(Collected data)
=======

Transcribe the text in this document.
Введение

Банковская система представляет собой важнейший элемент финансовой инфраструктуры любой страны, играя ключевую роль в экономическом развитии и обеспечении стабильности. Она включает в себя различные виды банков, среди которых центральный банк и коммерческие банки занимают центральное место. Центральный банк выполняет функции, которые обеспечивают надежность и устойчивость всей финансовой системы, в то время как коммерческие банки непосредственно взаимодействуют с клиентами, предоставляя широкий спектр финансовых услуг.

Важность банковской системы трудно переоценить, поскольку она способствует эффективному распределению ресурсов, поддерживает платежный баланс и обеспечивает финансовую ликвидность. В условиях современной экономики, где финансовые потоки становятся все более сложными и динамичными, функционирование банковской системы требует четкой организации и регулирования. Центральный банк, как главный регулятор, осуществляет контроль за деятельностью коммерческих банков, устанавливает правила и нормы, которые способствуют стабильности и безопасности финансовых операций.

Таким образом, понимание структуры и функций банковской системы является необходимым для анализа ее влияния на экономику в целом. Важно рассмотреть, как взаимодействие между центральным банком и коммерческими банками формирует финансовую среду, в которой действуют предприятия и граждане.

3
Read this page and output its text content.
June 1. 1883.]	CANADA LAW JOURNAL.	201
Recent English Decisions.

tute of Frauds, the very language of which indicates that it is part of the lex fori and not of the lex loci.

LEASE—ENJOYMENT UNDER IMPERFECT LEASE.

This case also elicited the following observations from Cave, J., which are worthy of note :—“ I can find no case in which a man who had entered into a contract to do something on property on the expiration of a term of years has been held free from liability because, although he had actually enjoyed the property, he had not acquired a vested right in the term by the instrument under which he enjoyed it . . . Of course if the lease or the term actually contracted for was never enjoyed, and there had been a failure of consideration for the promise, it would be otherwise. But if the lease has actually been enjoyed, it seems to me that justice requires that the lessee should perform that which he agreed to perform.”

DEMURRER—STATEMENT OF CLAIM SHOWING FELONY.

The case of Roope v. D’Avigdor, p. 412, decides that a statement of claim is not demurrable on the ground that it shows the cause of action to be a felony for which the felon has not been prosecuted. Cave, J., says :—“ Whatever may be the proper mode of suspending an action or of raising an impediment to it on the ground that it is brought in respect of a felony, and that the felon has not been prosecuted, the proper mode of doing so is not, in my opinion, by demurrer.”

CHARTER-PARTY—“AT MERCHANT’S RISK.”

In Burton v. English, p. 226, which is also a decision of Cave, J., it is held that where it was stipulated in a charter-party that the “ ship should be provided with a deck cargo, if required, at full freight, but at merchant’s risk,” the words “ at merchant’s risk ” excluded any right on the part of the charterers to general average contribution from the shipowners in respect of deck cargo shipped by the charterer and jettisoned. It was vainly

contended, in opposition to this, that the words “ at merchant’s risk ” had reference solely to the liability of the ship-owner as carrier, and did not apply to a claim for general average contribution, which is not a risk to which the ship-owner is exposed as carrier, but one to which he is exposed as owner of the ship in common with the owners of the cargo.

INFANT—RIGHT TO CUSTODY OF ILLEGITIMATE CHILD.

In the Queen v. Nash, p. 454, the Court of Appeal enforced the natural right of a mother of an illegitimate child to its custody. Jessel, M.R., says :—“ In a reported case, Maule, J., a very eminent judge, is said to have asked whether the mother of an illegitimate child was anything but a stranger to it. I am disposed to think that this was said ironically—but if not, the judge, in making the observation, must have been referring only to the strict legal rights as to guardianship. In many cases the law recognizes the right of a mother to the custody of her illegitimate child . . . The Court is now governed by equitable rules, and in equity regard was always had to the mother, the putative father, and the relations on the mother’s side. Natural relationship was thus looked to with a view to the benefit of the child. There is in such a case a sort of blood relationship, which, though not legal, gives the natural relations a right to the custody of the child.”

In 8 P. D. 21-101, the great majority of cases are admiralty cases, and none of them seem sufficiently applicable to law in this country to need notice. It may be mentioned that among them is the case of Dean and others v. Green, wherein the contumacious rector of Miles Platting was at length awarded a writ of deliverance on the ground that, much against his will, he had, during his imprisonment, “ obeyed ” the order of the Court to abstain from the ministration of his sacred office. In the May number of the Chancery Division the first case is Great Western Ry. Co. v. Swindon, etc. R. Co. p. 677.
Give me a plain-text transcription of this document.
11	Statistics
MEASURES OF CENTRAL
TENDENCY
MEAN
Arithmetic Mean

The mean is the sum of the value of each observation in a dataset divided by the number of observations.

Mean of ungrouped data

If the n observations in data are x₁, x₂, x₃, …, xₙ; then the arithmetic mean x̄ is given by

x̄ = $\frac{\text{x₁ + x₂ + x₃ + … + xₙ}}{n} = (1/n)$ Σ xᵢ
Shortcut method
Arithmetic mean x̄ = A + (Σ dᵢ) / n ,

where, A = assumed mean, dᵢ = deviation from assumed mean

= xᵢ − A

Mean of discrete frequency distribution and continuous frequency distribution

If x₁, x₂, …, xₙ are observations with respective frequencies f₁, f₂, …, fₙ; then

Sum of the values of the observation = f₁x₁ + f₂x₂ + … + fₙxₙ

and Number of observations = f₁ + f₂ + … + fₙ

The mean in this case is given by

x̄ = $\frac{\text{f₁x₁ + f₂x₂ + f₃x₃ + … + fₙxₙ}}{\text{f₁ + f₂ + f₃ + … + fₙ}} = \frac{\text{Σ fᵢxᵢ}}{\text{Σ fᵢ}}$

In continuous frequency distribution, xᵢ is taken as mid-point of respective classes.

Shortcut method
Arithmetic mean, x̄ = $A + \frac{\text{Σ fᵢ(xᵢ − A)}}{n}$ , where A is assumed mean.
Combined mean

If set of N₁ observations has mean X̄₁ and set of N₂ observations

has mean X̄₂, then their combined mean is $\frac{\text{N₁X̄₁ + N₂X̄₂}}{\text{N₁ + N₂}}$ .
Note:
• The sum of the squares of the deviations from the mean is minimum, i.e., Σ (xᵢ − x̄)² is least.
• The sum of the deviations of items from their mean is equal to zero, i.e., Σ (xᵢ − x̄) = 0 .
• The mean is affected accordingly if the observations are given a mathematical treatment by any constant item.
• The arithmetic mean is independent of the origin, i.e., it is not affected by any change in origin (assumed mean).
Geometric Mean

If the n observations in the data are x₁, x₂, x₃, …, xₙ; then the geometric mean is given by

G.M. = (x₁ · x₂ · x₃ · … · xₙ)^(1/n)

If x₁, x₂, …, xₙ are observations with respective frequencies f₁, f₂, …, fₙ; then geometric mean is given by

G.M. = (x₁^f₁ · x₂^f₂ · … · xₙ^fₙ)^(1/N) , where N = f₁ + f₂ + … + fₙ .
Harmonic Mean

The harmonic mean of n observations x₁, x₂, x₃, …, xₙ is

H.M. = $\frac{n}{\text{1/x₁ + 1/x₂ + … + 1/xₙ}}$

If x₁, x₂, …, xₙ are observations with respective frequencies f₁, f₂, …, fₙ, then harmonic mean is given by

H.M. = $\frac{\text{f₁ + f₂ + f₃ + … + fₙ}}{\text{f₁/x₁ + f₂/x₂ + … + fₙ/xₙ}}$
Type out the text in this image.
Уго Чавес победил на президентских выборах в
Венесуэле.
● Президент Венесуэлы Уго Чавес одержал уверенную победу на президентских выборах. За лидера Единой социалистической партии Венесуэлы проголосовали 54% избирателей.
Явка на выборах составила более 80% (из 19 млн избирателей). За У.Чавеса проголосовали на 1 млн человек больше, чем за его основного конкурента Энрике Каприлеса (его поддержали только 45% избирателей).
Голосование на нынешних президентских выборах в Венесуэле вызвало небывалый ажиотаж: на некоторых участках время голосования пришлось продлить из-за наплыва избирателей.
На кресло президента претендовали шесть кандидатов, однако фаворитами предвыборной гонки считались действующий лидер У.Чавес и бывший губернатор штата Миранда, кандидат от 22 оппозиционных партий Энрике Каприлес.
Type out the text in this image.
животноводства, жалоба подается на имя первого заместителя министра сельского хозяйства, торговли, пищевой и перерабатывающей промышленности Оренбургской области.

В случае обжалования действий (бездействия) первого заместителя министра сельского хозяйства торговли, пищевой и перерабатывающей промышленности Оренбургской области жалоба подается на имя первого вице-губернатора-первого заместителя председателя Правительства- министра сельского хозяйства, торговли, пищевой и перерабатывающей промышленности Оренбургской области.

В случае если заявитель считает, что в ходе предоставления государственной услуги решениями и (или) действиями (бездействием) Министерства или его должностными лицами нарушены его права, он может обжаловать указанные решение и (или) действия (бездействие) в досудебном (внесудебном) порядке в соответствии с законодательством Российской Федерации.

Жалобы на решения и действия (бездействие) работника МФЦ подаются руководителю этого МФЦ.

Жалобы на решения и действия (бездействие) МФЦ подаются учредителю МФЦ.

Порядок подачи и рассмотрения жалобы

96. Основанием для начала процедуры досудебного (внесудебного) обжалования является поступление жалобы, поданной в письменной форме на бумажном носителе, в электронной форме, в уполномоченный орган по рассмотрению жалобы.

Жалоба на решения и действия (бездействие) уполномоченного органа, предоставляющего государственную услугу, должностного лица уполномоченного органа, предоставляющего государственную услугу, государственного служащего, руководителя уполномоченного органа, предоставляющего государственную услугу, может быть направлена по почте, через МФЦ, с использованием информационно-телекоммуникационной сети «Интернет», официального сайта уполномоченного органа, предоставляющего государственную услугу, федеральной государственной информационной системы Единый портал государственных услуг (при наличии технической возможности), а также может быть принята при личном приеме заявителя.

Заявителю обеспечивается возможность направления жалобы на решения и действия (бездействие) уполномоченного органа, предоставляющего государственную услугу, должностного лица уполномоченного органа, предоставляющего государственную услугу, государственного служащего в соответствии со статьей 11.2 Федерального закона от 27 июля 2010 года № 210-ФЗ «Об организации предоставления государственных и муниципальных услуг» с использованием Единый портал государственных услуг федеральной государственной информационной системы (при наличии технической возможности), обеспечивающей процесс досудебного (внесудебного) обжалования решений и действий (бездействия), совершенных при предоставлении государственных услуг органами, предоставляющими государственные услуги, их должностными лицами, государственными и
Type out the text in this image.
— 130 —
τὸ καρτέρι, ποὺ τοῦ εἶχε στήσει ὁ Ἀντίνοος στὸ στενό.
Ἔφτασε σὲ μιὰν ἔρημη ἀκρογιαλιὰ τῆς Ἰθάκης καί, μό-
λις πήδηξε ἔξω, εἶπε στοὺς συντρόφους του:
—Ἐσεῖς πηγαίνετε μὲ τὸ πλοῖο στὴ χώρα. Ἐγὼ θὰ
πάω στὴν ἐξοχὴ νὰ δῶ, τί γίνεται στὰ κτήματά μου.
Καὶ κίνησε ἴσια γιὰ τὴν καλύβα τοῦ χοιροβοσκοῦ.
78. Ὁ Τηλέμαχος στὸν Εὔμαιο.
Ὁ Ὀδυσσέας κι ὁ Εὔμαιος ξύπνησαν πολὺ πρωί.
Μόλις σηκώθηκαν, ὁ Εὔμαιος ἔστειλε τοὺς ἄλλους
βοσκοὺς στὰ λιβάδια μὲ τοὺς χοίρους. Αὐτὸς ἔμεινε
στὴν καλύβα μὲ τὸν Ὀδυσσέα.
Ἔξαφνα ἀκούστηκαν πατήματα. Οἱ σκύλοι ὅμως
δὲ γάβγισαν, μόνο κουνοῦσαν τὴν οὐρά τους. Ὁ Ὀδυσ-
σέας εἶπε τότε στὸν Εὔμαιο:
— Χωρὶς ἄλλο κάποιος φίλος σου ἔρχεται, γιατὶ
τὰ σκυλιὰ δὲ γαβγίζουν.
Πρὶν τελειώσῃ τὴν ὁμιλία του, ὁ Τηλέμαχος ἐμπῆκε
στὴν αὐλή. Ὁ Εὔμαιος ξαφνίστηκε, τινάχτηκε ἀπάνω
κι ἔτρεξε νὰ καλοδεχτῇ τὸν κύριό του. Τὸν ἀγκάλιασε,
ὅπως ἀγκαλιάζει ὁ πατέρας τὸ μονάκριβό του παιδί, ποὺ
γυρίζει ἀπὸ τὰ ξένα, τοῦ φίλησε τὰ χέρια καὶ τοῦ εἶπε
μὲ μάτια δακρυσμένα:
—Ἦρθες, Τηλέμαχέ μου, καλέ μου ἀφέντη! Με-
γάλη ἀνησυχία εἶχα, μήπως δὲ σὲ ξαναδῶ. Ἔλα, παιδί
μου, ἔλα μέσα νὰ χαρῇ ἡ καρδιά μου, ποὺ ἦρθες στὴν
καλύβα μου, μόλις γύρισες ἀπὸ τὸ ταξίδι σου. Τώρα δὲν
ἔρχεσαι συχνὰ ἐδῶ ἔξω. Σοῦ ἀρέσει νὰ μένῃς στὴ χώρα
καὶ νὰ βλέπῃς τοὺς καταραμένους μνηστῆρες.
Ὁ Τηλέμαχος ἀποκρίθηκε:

=======

STATED PROBLEM: Show, from the material above, each line that includes the string "f₁x₁".

SOLUTION TO THIS TASK:
Sum of the values of the observation = f₁x₁ + f₂x₂ + … + fₙxₙ
x̄ = $\frac{\text{f₁x₁ + f₂x₂ + f₃x₃ + … + fₙxₙ}}{\text{f₁ + f₂ + f₃ + … + fₙ}} = \frac{\text{Σ fᵢxᵢ}}{\text{Σ fᵢ}}$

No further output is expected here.